==== Data to use

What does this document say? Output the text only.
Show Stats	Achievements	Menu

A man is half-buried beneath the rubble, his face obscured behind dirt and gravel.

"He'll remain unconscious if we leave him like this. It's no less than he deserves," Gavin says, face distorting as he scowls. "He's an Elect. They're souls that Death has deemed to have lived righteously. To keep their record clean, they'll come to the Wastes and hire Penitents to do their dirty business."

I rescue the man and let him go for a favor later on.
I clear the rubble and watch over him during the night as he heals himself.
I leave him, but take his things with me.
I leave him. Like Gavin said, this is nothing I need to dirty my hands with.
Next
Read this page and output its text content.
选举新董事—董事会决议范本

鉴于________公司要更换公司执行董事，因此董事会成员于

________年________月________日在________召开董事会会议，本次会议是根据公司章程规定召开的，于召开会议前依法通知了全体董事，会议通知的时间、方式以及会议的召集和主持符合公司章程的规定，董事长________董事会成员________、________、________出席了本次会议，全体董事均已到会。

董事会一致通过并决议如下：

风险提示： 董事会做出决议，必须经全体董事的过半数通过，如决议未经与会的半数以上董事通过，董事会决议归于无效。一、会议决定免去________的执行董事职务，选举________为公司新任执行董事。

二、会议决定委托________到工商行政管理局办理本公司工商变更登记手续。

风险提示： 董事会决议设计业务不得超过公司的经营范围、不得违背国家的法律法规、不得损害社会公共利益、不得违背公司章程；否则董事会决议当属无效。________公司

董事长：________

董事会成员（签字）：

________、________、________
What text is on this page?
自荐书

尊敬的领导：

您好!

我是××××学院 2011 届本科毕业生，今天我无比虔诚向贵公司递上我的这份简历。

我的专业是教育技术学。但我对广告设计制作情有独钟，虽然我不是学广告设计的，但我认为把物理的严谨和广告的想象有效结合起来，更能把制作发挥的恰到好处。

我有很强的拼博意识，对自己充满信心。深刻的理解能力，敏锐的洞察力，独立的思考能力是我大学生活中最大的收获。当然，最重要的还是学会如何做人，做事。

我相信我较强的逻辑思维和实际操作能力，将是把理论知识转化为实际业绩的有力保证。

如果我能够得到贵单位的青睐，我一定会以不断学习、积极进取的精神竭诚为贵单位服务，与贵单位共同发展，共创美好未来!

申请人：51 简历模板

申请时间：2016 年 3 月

========

▶ [Written instruction]:
Extract the entries above verbatim.

▶ [Result for this exercise]:
What does this document say? Output the text only.
Show Stats	Achievements	Menu

A man is half-buried beneath the rubble, his face obscured behind dirt and gravel.

"He'll remain unconscious if we leave him like this. It's no less than he deserves," Gavin says, face distorting as he scowls. "He's an Elect. They're souls that Death has deemed to have lived righteously. To keep their record clean, they'll come to the Wastes and hire Penitents to do their dirty business."

I rescue the man and let him go for a favor later on.
I clear the rubble and watch over him during the night as he heals himself.
I leave him, but take his things with me.
I leave him. Like Gavin said, this is nothing I need to dirty my hands with.
Next
Read this page and output its text content.
选举新董事—董事会决议范本

鉴于________公司要更换公司执行董事，因此董事会成员于

________年________月________日在________召开董事会会议，本次会议是根据公司章程规定召开的，于召开会议前依法通知了全体董事，会议通知的时间、方式以及会议的召集和主持符合公司章程的规定，董事长________董事会成员________、________、________出席了本次会议，全体董事均已到会。

董事会一致通过并决议如下：

风险提示： 董事会做出决议，必须经全体董事的过半数通过，如决议未经与会的半数以上董事通过，董事会决议归于无效。一、会议决定免去________的执行董事职务，选举________为公司新任执行董事。

二、会议决定委托________到工商行政管理局办理本公司工商变更登记手续。

风险提示： 董事会决议设计业务不得超过公司的经营范围、不得违背国家的法律法规、不得损害社会公共利益、不得违背公司章程；否则董事会决议当属无效。________公司

董事长：________

董事会成员（签字）：

________、________、________
What text is on this page?
自荐书

尊敬的领导：

您好!

我是××××学院 2011 届本科毕业生，今天我无比虔诚向贵公司递上我的这份简历。

我的专业是教育技术学。但我对广告设计制作情有独钟，虽然我不是学广告设计的，但我认为把物理的严谨和广告的想象有效结合起来，更能把制作发挥的恰到好处。

我有很强的拼博意识，对自己充满信心。深刻的理解能力，敏锐的洞察力，独立的思考能力是我大学生活中最大的收获。当然，最重要的还是学会如何做人，做事。

我相信我较强的逻辑思维和实际操作能力，将是把理论知识转化为实际业绩的有力保证。

如果我能够得到贵单位的青睐，我一定会以不断学习、积极进取的精神竭诚为贵单位服务，与贵单位共同发展，共创美好未来!

申请人：51 简历模板

申请时间：2016 年 3 月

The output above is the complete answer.